**The data**
START

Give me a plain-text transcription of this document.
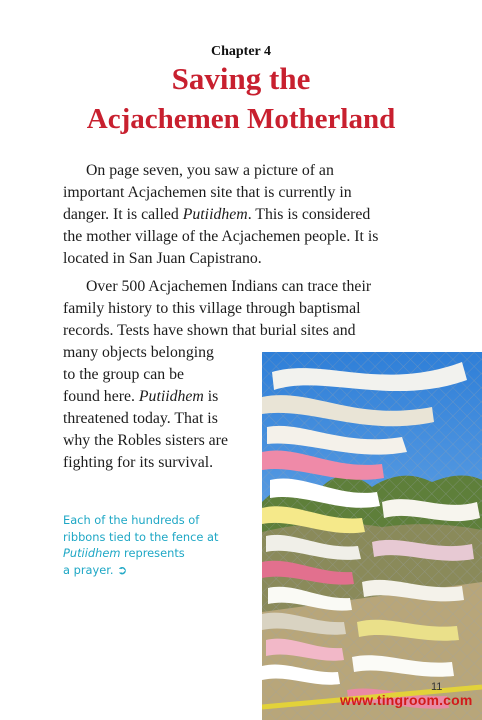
Chapter 4
Saving the
Acjachemen Motherland
On page seven, you saw a picture of an
important Acjachemen site that is currently in
danger. It is called Putiidhem. This is considered
the mother village of the Acjachemen people. It is
located in San Juan Capistrano.
Over 500 Acjachemen Indians can trace their
family history to this village through baptismal
records. Tests have shown that burial sites and
many objects belonging
to the group can be
found here. Putiidhem is
threatened today. That is
why the Robles sisters are
fighting for its survival.
Each of the hundreds of
ribbons tied to the fence at
Putiidhem represents
a prayer. ➲
11
www.tingroom.com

END

**Directions**
Read the entries and show each line that mentions "village".

**Response to this exercise**
the mother village of the Acjachemen people. It is
family history to this village through baptismal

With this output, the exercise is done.